Please write out the passage on the Gaetano Scirea award word for word, starting at "- Country: Italy" and ending at "Association) or USSI.".

→ **Reading passage**:
· · · · · · ·

"Gaetano Scirea" Exemplary Career National Award
- Sport: Association football
- Awarded for: A football personality for their fair play and sportsmanship
- Local name: Premio Nazionale Carriera Esemplare "Gaetano Scirea" (Italian)
- Country: Italy
- Presented by: Italian Sports Press Association; Comune of Cinisello Balsamo;

History
- First award: 1992
- Editions: 29
- First winner: Giuseppe Baresi
- Most recent: Simon Kjær

= Premio Nazionale Carriera Esemplare "Gaetano Scirea" =

The Premio Nazionale Carriera Esemplare "Gaetano Scirea" (""Gaetano Scirea" Exemplary Career National Award") is a recognition dedicated to footballers over the age of 30 playing in Italy's Serie A. Established in 1992, the prize is awarded annually for their playing ability and sportsmanship by the Unione Stampa Sportiva Italiana (Italian Sports Press Association) or USSI.

· · · · · · ·

→ **Entries supplied**:
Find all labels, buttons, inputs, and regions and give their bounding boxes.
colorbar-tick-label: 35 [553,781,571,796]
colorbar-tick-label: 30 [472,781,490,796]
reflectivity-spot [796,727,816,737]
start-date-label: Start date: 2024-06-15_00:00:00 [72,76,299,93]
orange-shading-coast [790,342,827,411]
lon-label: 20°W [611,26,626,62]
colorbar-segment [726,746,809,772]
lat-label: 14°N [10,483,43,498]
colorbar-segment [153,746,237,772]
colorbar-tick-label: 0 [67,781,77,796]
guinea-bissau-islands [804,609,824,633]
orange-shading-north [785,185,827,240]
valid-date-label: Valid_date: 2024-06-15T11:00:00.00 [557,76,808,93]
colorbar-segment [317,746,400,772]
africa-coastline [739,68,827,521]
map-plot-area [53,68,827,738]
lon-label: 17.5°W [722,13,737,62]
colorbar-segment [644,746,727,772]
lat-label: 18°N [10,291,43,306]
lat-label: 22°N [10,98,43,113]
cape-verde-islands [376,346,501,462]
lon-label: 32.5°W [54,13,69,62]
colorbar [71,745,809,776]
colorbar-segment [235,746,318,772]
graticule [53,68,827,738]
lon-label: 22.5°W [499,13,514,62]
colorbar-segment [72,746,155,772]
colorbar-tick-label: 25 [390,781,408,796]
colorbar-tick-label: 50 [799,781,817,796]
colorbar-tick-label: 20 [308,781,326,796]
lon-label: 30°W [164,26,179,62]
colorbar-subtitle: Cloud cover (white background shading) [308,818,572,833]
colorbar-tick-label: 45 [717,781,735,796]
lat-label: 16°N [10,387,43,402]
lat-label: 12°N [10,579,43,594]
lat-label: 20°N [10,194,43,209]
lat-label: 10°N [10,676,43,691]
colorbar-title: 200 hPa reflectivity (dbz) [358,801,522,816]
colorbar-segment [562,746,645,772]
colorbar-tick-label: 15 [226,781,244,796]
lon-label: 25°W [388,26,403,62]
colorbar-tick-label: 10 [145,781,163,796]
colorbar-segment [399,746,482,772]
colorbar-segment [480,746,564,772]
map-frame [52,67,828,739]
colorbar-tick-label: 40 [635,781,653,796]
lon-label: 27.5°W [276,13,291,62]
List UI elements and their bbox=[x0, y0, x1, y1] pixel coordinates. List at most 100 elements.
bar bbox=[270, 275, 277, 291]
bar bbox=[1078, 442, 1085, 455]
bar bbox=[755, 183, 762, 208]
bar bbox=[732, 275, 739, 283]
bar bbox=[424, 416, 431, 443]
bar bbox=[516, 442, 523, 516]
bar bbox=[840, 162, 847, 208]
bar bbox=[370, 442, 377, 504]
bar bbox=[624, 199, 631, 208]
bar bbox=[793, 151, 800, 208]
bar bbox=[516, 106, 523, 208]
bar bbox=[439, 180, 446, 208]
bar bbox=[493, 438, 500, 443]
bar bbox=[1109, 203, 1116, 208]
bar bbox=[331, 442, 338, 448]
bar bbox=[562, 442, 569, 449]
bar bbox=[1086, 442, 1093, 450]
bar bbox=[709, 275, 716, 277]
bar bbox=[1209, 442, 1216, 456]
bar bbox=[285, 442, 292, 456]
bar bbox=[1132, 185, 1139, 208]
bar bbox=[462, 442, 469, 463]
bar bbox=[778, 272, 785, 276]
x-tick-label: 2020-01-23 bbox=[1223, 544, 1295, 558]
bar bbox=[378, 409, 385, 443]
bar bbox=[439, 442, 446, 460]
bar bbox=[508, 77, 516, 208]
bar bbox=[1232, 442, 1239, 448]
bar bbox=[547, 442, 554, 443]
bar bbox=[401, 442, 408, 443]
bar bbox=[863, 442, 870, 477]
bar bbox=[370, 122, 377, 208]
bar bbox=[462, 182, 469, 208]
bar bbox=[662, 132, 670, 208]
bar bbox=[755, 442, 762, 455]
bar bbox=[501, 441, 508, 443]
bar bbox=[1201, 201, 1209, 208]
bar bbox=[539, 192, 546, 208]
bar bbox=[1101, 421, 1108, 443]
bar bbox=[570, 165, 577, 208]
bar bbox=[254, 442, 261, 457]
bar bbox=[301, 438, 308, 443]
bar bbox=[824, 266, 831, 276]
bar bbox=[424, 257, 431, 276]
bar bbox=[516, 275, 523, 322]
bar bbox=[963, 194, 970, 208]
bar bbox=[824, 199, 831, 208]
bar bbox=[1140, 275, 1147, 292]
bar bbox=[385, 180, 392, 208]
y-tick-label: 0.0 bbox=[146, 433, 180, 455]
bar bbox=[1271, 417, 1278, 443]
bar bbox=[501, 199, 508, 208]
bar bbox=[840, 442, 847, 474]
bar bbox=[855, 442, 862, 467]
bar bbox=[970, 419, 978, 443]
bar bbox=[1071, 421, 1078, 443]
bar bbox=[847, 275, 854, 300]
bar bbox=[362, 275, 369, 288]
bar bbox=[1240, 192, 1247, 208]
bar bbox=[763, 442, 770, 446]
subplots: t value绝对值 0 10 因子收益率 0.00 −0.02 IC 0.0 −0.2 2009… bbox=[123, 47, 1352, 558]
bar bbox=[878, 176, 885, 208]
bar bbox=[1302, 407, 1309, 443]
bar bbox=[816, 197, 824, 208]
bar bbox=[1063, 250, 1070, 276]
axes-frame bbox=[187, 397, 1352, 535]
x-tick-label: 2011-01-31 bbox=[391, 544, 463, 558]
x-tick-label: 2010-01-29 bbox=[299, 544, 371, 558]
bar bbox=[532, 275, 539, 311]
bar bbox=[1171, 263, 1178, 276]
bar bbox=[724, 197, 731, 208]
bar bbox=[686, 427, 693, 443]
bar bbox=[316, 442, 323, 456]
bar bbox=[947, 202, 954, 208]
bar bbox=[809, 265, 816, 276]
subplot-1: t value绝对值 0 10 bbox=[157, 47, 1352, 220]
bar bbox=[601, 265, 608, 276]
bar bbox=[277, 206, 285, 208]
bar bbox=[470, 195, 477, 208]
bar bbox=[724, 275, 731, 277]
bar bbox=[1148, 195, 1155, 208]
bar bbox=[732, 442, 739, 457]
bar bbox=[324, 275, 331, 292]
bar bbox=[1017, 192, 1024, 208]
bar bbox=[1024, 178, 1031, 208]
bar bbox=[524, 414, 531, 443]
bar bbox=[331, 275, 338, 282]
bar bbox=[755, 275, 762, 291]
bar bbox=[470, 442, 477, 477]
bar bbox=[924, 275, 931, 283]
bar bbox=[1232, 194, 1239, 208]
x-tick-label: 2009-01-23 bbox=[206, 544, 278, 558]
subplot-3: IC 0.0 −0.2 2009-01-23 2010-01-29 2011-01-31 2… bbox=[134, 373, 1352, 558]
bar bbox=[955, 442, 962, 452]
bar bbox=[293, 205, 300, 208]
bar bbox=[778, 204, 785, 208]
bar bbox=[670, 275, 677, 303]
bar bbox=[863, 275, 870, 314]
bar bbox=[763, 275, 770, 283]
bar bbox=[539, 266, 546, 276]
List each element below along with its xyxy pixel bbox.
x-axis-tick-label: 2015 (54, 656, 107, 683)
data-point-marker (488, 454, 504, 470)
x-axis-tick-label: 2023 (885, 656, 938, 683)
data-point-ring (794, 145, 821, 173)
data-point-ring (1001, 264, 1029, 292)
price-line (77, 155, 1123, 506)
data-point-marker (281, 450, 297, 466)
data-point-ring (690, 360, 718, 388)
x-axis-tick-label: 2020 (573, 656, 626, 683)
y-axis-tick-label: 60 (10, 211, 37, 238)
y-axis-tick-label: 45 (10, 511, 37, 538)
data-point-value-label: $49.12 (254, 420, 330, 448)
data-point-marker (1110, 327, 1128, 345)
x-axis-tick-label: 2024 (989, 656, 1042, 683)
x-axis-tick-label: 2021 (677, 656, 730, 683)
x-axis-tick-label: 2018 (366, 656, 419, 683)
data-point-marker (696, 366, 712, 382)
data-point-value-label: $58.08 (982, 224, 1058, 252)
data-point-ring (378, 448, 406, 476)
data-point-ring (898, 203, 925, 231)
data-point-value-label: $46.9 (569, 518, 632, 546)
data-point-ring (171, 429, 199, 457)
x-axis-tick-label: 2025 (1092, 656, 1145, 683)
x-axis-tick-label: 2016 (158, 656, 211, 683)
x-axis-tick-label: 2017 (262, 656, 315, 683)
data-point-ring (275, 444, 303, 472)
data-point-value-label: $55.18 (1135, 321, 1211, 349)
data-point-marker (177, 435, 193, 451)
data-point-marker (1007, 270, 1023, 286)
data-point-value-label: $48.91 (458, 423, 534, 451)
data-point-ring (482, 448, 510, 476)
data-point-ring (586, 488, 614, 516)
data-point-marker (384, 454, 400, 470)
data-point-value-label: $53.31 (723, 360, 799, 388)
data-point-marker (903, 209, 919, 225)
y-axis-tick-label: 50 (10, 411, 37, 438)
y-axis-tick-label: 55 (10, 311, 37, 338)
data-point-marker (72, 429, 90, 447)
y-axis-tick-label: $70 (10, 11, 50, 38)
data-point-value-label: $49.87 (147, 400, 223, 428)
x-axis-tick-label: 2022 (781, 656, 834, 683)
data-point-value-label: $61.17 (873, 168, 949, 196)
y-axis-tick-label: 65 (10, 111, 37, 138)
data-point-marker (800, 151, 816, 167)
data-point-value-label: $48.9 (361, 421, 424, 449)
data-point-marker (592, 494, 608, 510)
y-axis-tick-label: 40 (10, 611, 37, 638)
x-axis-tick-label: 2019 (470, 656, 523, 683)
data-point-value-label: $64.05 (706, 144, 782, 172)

· · · · · · ·

→ **Problem solution**:
- Country: Italy
- Presented by: Italian Sports Press Association; Comune of Cinisello Balsamo;

History
- First award: 1992
- Editions: 29
- First winner: Giuseppe Baresi
- Most recent: Simon Kjær

= Premio Nazionale Carriera Esemplare "Gaetano Scirea" =

The Premio Nazionale Carriera Esemplare "Gaetano Scirea" (""Gaetano Scirea" Exemplary Career National Award") is a recognition dedicated to footballers over the age of 30 playing in Italy's Serie A. Established in 1992, the prize is awarded annually for their playing ability and sportsmanship by the Unione Stampa Sportiva Italiana (Italian Sports Press Association) or USSI.